:: Records provided ::
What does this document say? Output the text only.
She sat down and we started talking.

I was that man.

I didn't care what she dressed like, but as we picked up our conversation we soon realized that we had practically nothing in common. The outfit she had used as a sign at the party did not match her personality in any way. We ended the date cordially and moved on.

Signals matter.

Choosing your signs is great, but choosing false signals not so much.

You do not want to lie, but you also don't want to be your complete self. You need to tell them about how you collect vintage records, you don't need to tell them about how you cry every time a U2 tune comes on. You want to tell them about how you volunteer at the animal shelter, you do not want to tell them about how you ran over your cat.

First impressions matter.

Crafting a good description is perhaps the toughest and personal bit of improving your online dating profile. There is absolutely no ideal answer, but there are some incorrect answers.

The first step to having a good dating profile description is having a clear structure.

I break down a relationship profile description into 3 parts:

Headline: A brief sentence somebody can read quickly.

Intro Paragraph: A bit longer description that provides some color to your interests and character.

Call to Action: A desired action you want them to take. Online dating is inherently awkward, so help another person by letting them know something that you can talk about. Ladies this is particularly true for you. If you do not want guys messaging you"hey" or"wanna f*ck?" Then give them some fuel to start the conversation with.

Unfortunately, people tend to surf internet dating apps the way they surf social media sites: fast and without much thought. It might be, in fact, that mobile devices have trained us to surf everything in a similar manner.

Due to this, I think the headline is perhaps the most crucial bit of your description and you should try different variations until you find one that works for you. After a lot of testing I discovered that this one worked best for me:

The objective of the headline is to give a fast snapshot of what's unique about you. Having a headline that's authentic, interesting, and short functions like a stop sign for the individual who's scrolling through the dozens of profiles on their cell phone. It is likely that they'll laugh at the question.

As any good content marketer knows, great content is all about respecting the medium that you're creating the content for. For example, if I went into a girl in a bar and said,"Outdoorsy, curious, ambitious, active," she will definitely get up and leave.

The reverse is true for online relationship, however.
:::
Given exercise:
Show all lines from the listing above in which "much" appears.

Solution to this exercise:
Choosing your signs is great, but choosing false signals not so much.
Unfortunately, people tend to surf internet dating apps the way they surf social media sites: fast and without much thought. It might be, in fact, that mobile devices have trained us to surf everything in a similar manner.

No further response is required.